* BEGIN Dataset entries *
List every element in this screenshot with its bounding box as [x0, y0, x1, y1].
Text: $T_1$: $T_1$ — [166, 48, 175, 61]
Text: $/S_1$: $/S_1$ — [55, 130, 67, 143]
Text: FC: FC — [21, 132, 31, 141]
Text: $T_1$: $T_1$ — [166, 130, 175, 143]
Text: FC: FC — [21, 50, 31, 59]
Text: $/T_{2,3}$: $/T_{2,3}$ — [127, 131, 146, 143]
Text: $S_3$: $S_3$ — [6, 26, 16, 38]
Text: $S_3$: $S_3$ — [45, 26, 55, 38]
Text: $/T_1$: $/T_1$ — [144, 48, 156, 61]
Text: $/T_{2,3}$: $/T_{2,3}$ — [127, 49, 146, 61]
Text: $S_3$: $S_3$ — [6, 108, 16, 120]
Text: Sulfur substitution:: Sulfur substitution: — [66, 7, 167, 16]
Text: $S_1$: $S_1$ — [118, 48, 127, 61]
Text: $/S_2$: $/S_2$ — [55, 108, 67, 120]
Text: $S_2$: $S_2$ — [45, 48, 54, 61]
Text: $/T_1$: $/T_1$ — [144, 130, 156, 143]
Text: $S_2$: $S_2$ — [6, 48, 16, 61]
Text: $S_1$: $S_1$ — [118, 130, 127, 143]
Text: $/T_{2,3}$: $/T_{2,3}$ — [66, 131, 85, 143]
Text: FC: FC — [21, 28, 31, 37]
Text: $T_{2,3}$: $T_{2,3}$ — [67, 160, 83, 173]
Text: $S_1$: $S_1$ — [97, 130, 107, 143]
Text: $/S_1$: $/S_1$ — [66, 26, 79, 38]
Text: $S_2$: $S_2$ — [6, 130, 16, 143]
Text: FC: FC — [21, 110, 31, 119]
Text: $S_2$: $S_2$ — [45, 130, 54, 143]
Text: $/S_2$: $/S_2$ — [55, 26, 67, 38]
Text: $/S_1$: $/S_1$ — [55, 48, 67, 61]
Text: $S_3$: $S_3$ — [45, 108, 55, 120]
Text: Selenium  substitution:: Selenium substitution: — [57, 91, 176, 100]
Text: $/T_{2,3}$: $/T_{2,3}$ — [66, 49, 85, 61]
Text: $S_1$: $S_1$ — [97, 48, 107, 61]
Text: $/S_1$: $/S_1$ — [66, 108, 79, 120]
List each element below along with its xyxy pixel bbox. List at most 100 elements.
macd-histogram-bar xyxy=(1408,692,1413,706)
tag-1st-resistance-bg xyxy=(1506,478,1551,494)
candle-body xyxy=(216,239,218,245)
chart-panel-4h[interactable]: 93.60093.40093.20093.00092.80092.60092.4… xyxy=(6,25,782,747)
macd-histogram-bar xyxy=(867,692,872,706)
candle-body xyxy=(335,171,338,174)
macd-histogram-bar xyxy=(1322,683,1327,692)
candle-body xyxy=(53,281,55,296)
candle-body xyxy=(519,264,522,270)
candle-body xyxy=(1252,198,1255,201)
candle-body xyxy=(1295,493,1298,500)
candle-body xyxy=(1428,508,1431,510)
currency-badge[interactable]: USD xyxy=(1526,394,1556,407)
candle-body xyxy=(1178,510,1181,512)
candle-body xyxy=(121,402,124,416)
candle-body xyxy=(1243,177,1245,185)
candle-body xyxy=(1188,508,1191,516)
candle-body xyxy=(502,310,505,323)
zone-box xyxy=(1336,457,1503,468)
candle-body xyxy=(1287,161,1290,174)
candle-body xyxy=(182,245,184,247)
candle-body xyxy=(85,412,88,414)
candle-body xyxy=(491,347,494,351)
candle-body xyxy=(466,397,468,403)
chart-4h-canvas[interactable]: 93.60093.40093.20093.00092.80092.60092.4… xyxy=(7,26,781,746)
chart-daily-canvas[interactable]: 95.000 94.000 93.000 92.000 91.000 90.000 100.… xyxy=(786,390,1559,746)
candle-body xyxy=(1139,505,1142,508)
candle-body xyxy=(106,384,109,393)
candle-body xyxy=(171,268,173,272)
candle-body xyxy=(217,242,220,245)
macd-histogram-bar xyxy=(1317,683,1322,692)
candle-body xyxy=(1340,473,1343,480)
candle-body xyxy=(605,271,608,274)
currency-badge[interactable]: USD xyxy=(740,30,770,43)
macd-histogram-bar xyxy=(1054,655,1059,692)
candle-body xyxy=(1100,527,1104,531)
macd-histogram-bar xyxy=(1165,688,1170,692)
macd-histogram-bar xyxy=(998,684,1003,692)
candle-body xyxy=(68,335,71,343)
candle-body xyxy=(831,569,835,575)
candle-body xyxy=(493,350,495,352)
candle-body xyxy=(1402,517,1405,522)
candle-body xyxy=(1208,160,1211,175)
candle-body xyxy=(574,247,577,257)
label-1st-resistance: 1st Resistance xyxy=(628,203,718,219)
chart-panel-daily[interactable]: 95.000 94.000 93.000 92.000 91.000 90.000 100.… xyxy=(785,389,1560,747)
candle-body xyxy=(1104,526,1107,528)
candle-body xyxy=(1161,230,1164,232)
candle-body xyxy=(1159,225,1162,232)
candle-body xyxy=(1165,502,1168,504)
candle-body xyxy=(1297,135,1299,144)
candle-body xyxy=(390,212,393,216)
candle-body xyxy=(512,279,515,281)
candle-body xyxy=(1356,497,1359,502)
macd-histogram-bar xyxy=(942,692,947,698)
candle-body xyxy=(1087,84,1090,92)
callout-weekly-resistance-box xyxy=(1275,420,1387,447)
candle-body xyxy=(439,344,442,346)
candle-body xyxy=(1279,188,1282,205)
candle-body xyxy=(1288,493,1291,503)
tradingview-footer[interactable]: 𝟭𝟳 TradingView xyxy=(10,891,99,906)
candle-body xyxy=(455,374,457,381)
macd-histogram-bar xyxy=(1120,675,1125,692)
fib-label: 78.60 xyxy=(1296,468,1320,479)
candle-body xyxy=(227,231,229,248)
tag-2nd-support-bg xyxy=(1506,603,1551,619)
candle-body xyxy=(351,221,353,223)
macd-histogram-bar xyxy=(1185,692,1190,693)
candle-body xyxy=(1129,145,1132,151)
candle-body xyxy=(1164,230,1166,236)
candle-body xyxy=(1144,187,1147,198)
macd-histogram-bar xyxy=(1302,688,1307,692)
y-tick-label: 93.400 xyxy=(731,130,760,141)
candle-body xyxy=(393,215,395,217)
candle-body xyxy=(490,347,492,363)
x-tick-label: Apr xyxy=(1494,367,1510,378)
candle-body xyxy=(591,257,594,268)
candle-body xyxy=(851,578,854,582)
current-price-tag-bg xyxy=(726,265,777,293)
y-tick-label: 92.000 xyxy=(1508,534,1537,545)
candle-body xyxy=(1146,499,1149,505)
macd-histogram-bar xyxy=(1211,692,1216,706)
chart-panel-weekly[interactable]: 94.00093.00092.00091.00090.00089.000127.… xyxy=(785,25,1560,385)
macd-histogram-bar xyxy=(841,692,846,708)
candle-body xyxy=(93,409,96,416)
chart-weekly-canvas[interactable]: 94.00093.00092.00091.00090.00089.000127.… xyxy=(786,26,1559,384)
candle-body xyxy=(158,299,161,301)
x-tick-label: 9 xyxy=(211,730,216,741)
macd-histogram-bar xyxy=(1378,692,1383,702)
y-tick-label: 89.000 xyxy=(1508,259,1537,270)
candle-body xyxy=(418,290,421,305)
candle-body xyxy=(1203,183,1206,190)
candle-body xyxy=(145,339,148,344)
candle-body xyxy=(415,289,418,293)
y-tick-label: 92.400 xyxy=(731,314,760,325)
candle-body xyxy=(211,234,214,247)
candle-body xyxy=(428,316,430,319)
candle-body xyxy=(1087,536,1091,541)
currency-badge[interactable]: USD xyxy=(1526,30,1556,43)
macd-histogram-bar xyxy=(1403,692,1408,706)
* END Dataset entries *
Task goal:
Reproduce every one of the items above line for line, with no changes.

Expected answer:
List every element in this screenshot with its bounding box as [x0, y0, x1, y1].
Text: $T_1$: $T_1$ — [166, 48, 175, 61]
Text: $/S_1$: $/S_1$ — [55, 130, 67, 143]
Text: FC: FC — [21, 132, 31, 141]
Text: $T_1$: $T_1$ — [166, 130, 175, 143]
Text: FC: FC — [21, 50, 31, 59]
Text: $/T_{2,3}$: $/T_{2,3}$ — [127, 131, 146, 143]
Text: $S_3$: $S_3$ — [6, 26, 16, 38]
Text: $S_3$: $S_3$ — [45, 26, 55, 38]
Text: $/T_1$: $/T_1$ — [144, 48, 156, 61]
Text: $/T_{2,3}$: $/T_{2,3}$ — [127, 49, 146, 61]
Text: $S_3$: $S_3$ — [6, 108, 16, 120]
Text: Sulfur substitution:: Sulfur substitution: — [66, 7, 167, 16]
Text: $S_1$: $S_1$ — [118, 48, 127, 61]
Text: $/S_2$: $/S_2$ — [55, 108, 67, 120]
Text: $S_2$: $S_2$ — [45, 48, 54, 61]
Text: $/T_1$: $/T_1$ — [144, 130, 156, 143]
Text: $S_2$: $S_2$ — [6, 48, 16, 61]
Text: $S_1$: $S_1$ — [118, 130, 127, 143]
Text: $/T_{2,3}$: $/T_{2,3}$ — [66, 131, 85, 143]
Text: FC: FC — [21, 28, 31, 37]
Text: $T_{2,3}$: $T_{2,3}$ — [67, 160, 83, 173]
Text: $S_1$: $S_1$ — [97, 130, 107, 143]
Text: $/S_1$: $/S_1$ — [66, 26, 79, 38]
Text: $S_2$: $S_2$ — [6, 130, 16, 143]
Text: FC: FC — [21, 110, 31, 119]
Text: $S_2$: $S_2$ — [45, 130, 54, 143]
Text: $/S_2$: $/S_2$ — [55, 26, 67, 38]
Text: $/S_1$: $/S_1$ — [55, 48, 67, 61]
Text: $S_3$: $S_3$ — [45, 108, 55, 120]
Text: Selenium  substitution:: Selenium substitution: — [57, 91, 176, 100]
Text: $/T_{2,3}$: $/T_{2,3}$ — [66, 49, 85, 61]
Text: $S_1$: $S_1$ — [97, 48, 107, 61]
Text: $/S_1$: $/S_1$ — [66, 108, 79, 120]
List each element below along with its xyxy pixel bbox. List at most 100 elements.
macd-histogram-bar xyxy=(1408,692,1413,706)
tag-1st-resistance-bg xyxy=(1506,478,1551,494)
candle-body xyxy=(216,239,218,245)
chart-panel-4h[interactable]: 93.60093.40093.20093.00092.80092.60092.4… xyxy=(6,25,782,747)
macd-histogram-bar xyxy=(867,692,872,706)
candle-body xyxy=(335,171,338,174)
macd-histogram-bar xyxy=(1322,683,1327,692)
candle-body xyxy=(53,281,55,296)
candle-body xyxy=(519,264,522,270)
candle-body xyxy=(1252,198,1255,201)
candle-body xyxy=(1295,493,1298,500)
candle-body xyxy=(1428,508,1431,510)
currency-badge[interactable]: USD xyxy=(1526,394,1556,407)
candle-body xyxy=(1178,510,1181,512)
candle-body xyxy=(121,402,124,416)
candle-body xyxy=(1243,177,1245,185)
candle-body xyxy=(1188,508,1191,516)
candle-body xyxy=(502,310,505,323)
zone-box xyxy=(1336,457,1503,468)
candle-body xyxy=(1287,161,1290,174)
candle-body xyxy=(182,245,184,247)
candle-body xyxy=(85,412,88,414)
candle-body xyxy=(491,347,494,351)
candle-body xyxy=(466,397,468,403)
chart-4h-canvas[interactable]: 93.60093.40093.20093.00092.80092.60092.4… xyxy=(7,26,781,746)
chart-daily-canvas[interactable]: 95.000 94.000 93.000 92.000 91.000 90.000 100.… xyxy=(786,390,1559,746)
candle-body xyxy=(1139,505,1142,508)
candle-body xyxy=(106,384,109,393)
candle-body xyxy=(171,268,173,272)
candle-body xyxy=(217,242,220,245)
macd-histogram-bar xyxy=(1317,683,1322,692)
candle-body xyxy=(1340,473,1343,480)
candle-body xyxy=(605,271,608,274)
currency-badge[interactable]: USD xyxy=(740,30,770,43)
macd-histogram-bar xyxy=(1054,655,1059,692)
candle-body xyxy=(1100,527,1104,531)
macd-histogram-bar xyxy=(1165,688,1170,692)
macd-histogram-bar xyxy=(998,684,1003,692)
candle-body xyxy=(68,335,71,343)
candle-body xyxy=(831,569,835,575)
candle-body xyxy=(493,350,495,352)
candle-body xyxy=(1402,517,1405,522)
candle-body xyxy=(1208,160,1211,175)
candle-body xyxy=(574,247,577,257)
label-1st-resistance: 1st Resistance xyxy=(628,203,718,219)
chart-panel-daily[interactable]: 95.000 94.000 93.000 92.000 91.000 90.000 100.… xyxy=(785,389,1560,747)
candle-body xyxy=(1104,526,1107,528)
candle-body xyxy=(1161,230,1164,232)
candle-body xyxy=(1159,225,1162,232)
candle-body xyxy=(1165,502,1168,504)
candle-body xyxy=(1297,135,1299,144)
candle-body xyxy=(390,212,393,216)
candle-body xyxy=(512,279,515,281)
candle-body xyxy=(1356,497,1359,502)
macd-histogram-bar xyxy=(942,692,947,698)
candle-body xyxy=(1087,84,1090,92)
callout-weekly-resistance-box xyxy=(1275,420,1387,447)
candle-body xyxy=(439,344,442,346)
candle-body xyxy=(1279,188,1282,205)
candle-body xyxy=(1288,493,1291,503)
tradingview-footer[interactable]: 𝟭𝟳 TradingView xyxy=(10,891,99,906)
candle-body xyxy=(455,374,457,381)
macd-histogram-bar xyxy=(1120,675,1125,692)
fib-label: 78.60 xyxy=(1296,468,1320,479)
candle-body xyxy=(227,231,229,248)
tag-2nd-support-bg xyxy=(1506,603,1551,619)
candle-body xyxy=(351,221,353,223)
macd-histogram-bar xyxy=(1185,692,1190,693)
candle-body xyxy=(1129,145,1132,151)
candle-body xyxy=(1164,230,1166,236)
candle-body xyxy=(1144,187,1147,198)
macd-histogram-bar xyxy=(1302,688,1307,692)
y-tick-label: 93.400 xyxy=(731,130,760,141)
candle-body xyxy=(393,215,395,217)
candle-body xyxy=(490,347,492,363)
x-tick-label: Apr xyxy=(1494,367,1510,378)
candle-body xyxy=(591,257,594,268)
candle-body xyxy=(851,578,854,582)
current-price-tag-bg xyxy=(726,265,777,293)
y-tick-label: 92.000 xyxy=(1508,534,1537,545)
candle-body xyxy=(1146,499,1149,505)
macd-histogram-bar xyxy=(1211,692,1216,706)
chart-panel-weekly[interactable]: 94.00093.00092.00091.00090.00089.000127.… xyxy=(785,25,1560,385)
macd-histogram-bar xyxy=(841,692,846,708)
candle-body xyxy=(93,409,96,416)
chart-weekly-canvas[interactable]: 94.00093.00092.00091.00090.00089.000127.… xyxy=(786,26,1559,384)
candle-body xyxy=(158,299,161,301)
x-tick-label: 9 xyxy=(211,730,216,741)
macd-histogram-bar xyxy=(1378,692,1383,702)
y-tick-label: 89.000 xyxy=(1508,259,1537,270)
candle-body xyxy=(418,290,421,305)
candle-body xyxy=(1203,183,1206,190)
candle-body xyxy=(145,339,148,344)
candle-body xyxy=(415,289,418,293)
y-tick-label: 92.400 xyxy=(731,314,760,325)
candle-body xyxy=(211,234,214,247)
candle-body xyxy=(428,316,430,319)
candle-body xyxy=(1087,536,1091,541)
currency-badge[interactable]: USD xyxy=(1526,30,1556,43)
macd-histogram-bar xyxy=(1403,692,1408,706)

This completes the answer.